§ **What is being asked**: Copy each line of the records that holds the string "this".
--- start Dataset entries ---
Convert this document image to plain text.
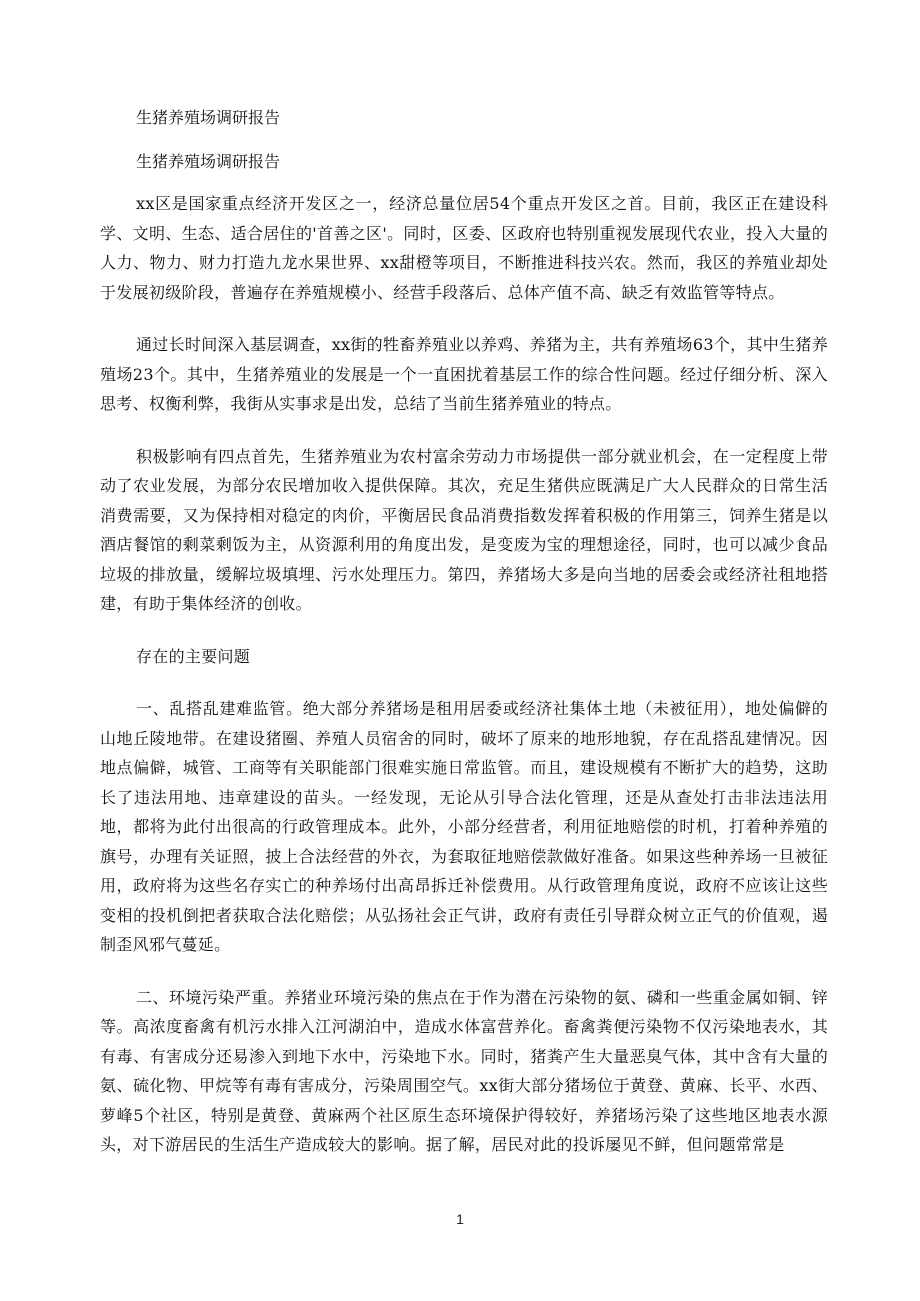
生猪养殖场调研报告
生猪养殖场调研报告

xx区是国家重点经济开发区之一，经济总量位居54个重点开发区之首。目前，我区正在建设科学、文明、生态、适合居住的'首善之区'。同时，区委、区政府也特别重视发展现代农业，投入大量的人力、物力、财力打造九龙水果世界、xx甜橙等项目，不断推进科技兴农。然而，我区的养殖业却处于发展初级阶段，普遍存在养殖规模小、经营手段落后、总体产值不高、缺乏有效监管等特点。

通过长时间深入基层调查，xx街的牲畜养殖业以养鸡、养猪为主，共有养殖场63个，其中生猪养殖场23个。其中，生猪养殖业的发展是一个一直困扰着基层工作的综合性问题。经过仔细分析、深入思考、权衡利弊，我街从实事求是出发，总结了当前生猪养殖业的特点。

积极影响有四点首先，生猪养殖业为农村富余劳动力市场提供一部分就业机会，在一定程度上带动了农业发展，为部分农民增加收入提供保障。其次，充足生猪供应既满足广大人民群众的日常生活消费需要，又为保持相对稳定的肉价，平衡居民食品消费指数发挥着积极的作用第三，饲养生猪是以酒店餐馆的剩菜剩饭为主，从资源利用的角度出发，是变废为宝的理想途径，同时，也可以减少食品垃圾的排放量，缓解垃圾填埋、污水处理压力。第四，养猪场大多是向当地的居委会或经济社租地搭建，有助于集体经济的创收。

存在的主要问题

一、乱搭乱建难监管。绝大部分养猪场是租用居委或经济社集体土地（未被征用），地处偏僻的山地丘陵地带。在建设猪圈、养殖人员宿舍的同时，破坏了原来的地形地貌，存在乱搭乱建情况。因地点偏僻，城管、工商等有关职能部门很难实施日常监管。而且，建设规模有不断扩大的趋势，这助长了违法用地、违章建设的苗头。一经发现，无论从引导合法化管理，还是从查处打击非法违法用地，都将为此付出很高的行政管理成本。此外，小部分经营者，利用征地赔偿的时机，打着种养殖的旗号，办理有关证照，披上合法经营的外衣，为套取征地赔偿款做好准备。如果这些种养场一旦被征用，政府将为这些名存实亡的种养场付出高昂拆迁补偿费用。从行政管理角度说，政府不应该让这些变相的投机倒把者获取合法化赔偿；从弘扬社会正气讲，政府有责任引导群众树立正气的价值观，遏制歪风邪气蔓延。

二、环境污染严重。养猪业环境污染的焦点在于作为潜在污染物的氨、磷和一些重金属如铜、锌等。高浓度畜禽有机污水排入江河湖泊中，造成水体富营养化。畜禽粪便污染物不仅污染地表水，其有毒、有害成分还易渗入到地下水中，污染地下水。同时，猪粪产生大量恶臭气体，其中含有大量的氨、硫化物、甲烷等有毒有害成分，污染周围空气。xx街大部分猪场位于黄登、黄麻、长平、水西、萝峰5个社区，特别是黄登、黄麻两个社区原生态环境保护得较好，养猪场污染了这些地区地表水源头，对下游居民的生活生产造成较大的影响。据了解，居民对此的投诉屡见不鲜，但问题常常是

1
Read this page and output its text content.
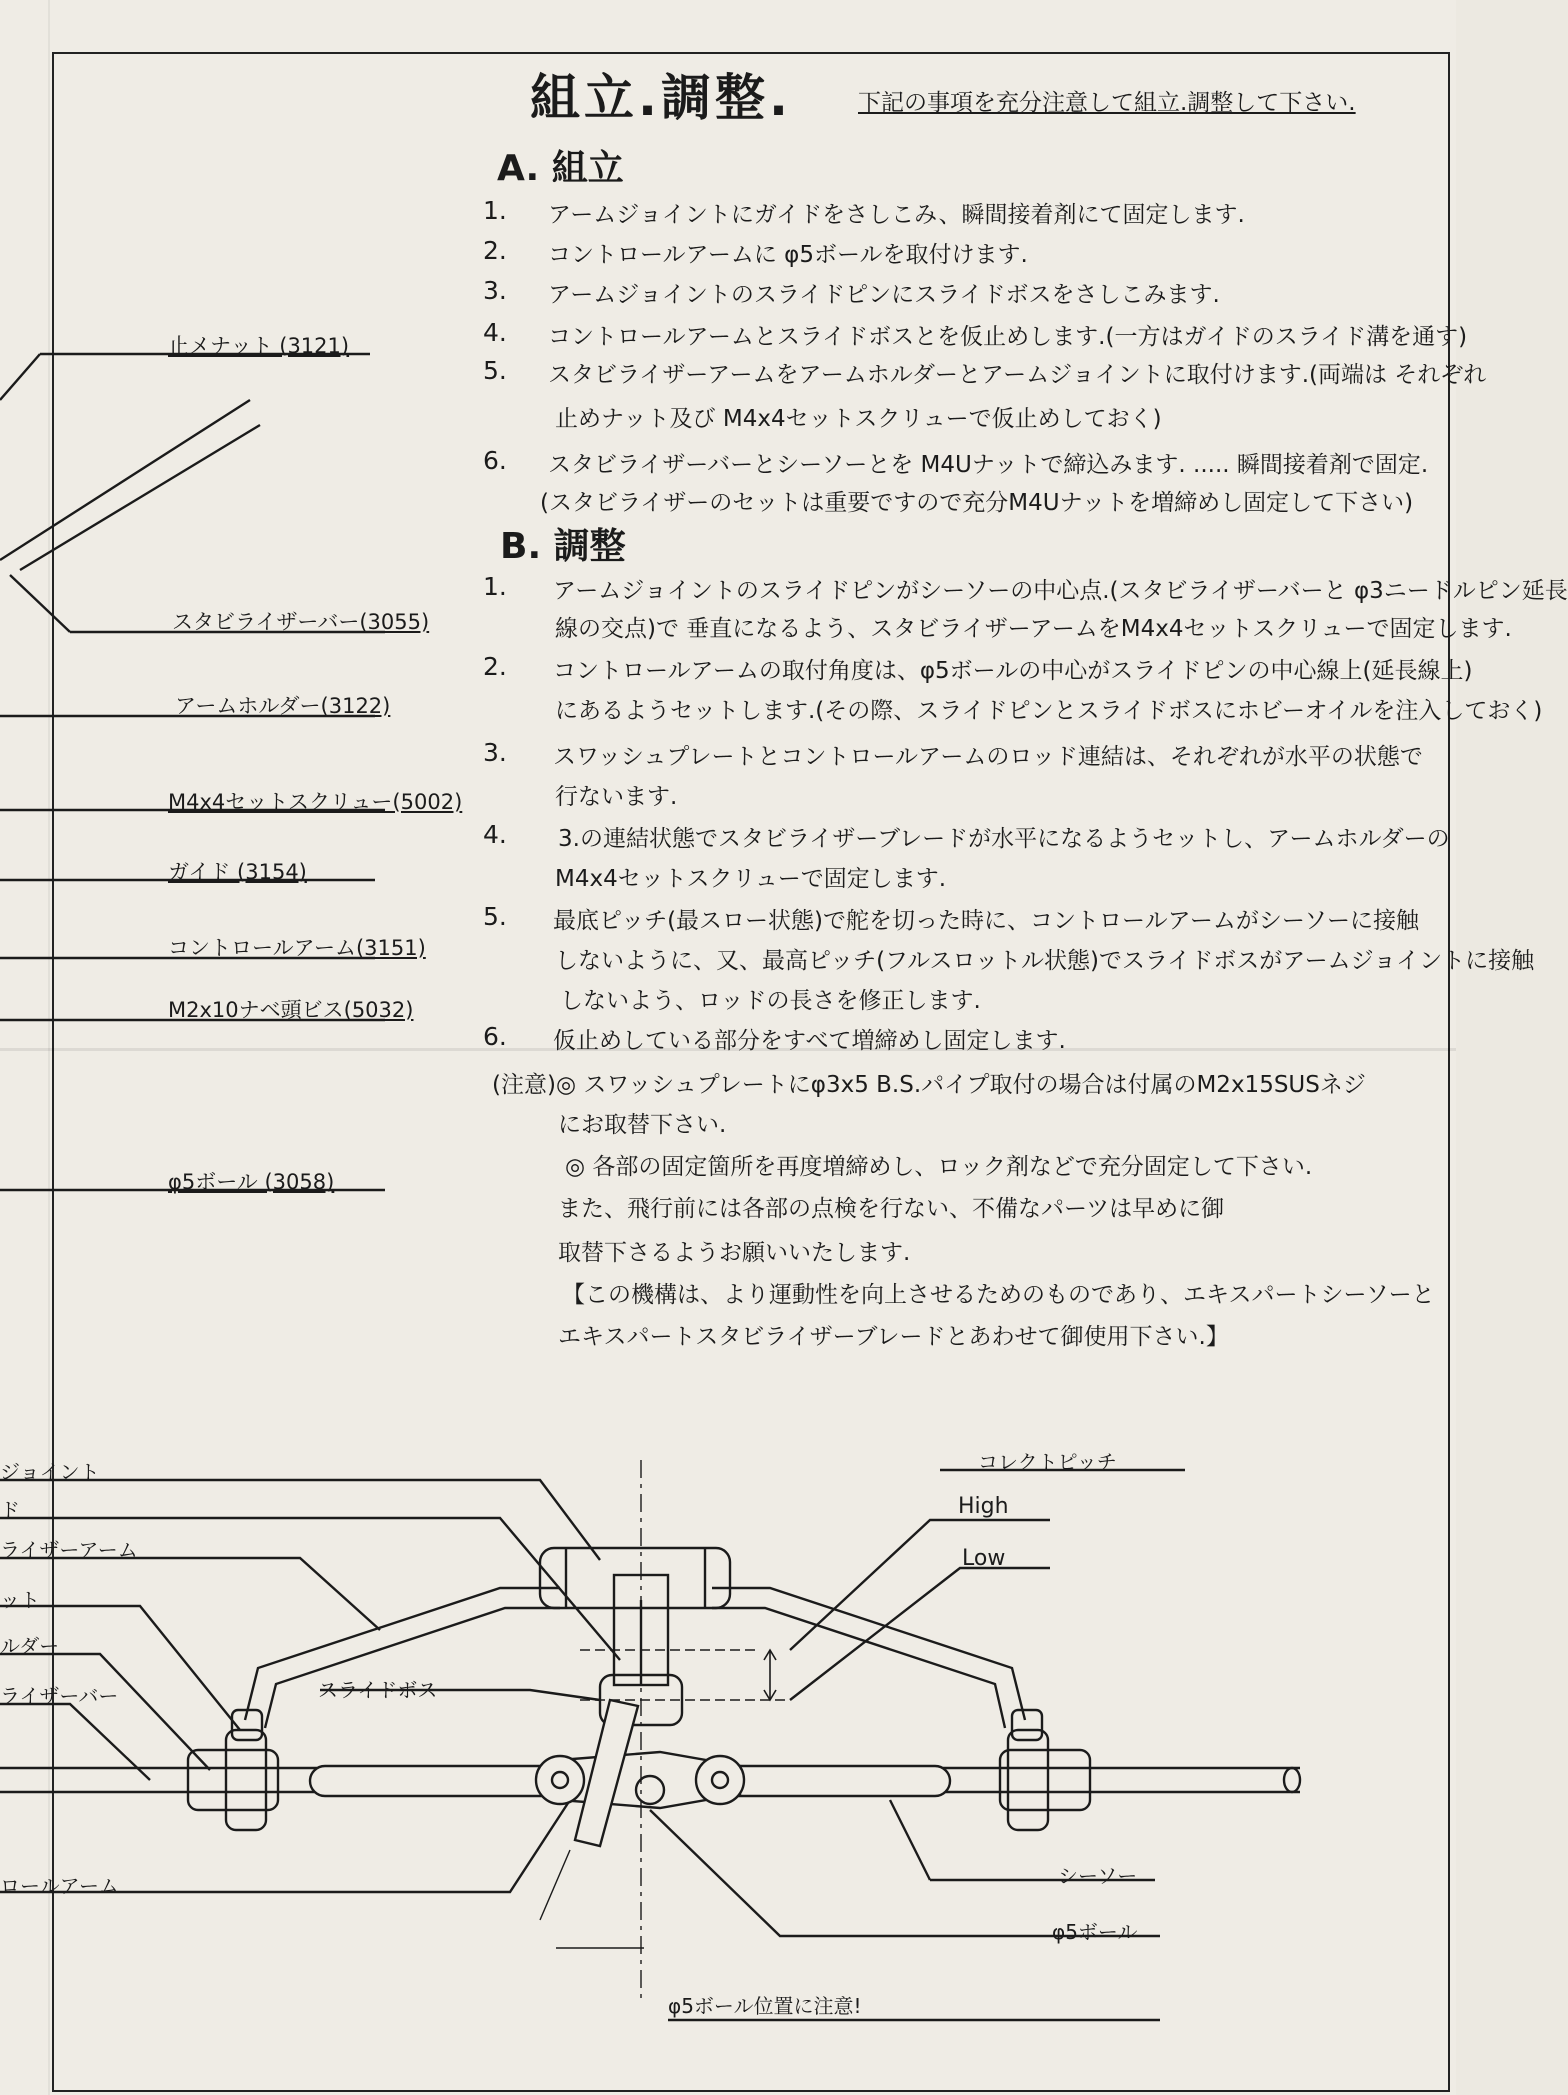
組立.調整.	下記の事項を充分注意して組立.調整して下さい.
A. 組立
1. アームジョイントにガイドをさしこみ、瞬間接着剤にて固定します.
2. コントロールアームに φ5ボールを取付けます.
3. アームジョイントのスライドピンにスライドボスをさしこみます.
4. コントロールアームとスライドボスとを仮止めします.(一方はガイドのスライド溝を通す)
5. スタビライザーアームをアームホルダーとアームジョイントに取付けます.(両端は それぞれ
止めナット及び M4x4セットスクリューで仮止めしておく)
6. スタビライザーバーとシーソーとを M4Uナットで締込みます. ..... 瞬間接着剤で固定.
(スタビライザーのセットは重要ですので充分M4Uナットを増締めし固定して下さい)
B. 調整
1. アームジョイントのスライドピンがシーソーの中心点.(スタビライザーバーと φ3ニードルピン延長
線の交点)で 垂直になるよう、スタビライザーアームをM4x4セットスクリューで固定します.
2. コントロールアームの取付角度は、φ5ボールの中心がスライドピンの中心線上(延長線上)
にあるようセットします.(その際、スライドピンとスライドボスにホビーオイルを注入しておく)
3. スワッシュプレートとコントロールアームのロッド連結は、それぞれが水平の状態で
行ないます.
4. 3.の連結状態でスタビライザーブレードが水平になるようセットし、アームホルダーの
M4x4セットスクリューで固定します.
5. 最底ピッチ(最スロー状態)で舵を切った時に、コントロールアームがシーソーに接触
しないように、又、最高ピッチ(フルスロットル状態)でスライドボスがアームジョイントに接触
しないよう、ロッドの長さを修正します.
6. 仮止めしている部分をすべて増締めし固定します.
(注意)◎ スワッシュプレートにφ3x5 B.S.パイプ取付の場合は付属のM2x15SUSネジ
にお取替下さい.
◎ 各部の固定箇所を再度増締めし、ロック剤などで充分固定して下さい.
また、飛行前には各部の点検を行ない、不備なパーツは早めに御
取替下さるようお願いいたします.
【この機構は、より運動性を向上させるためのものであり、エキスパートシーソーと
エキスパートスタビライザーブレードとあわせて御使用下さい.】
止メナット (3121)
スタビライザーバー(3055)
アームホルダー(3122)
M4x4セットスクリュー(5002)
ガイド (3154)
コントロールアーム(3151)
M2x10ナベ頭ビス(5032)
φ5ボール (3058)
ジョイント
ド
ライザーアーム
ット
ルダー
ライザーバー
ロールアーム
コレクトピッチ
High
Low
スライドボス
シーソー
φ5ボール
φ5ボール位置に注意!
--- end Dataset entries ---
§ **Exercise output**:
Convert this document image to plain text.
Read this page and output its text content.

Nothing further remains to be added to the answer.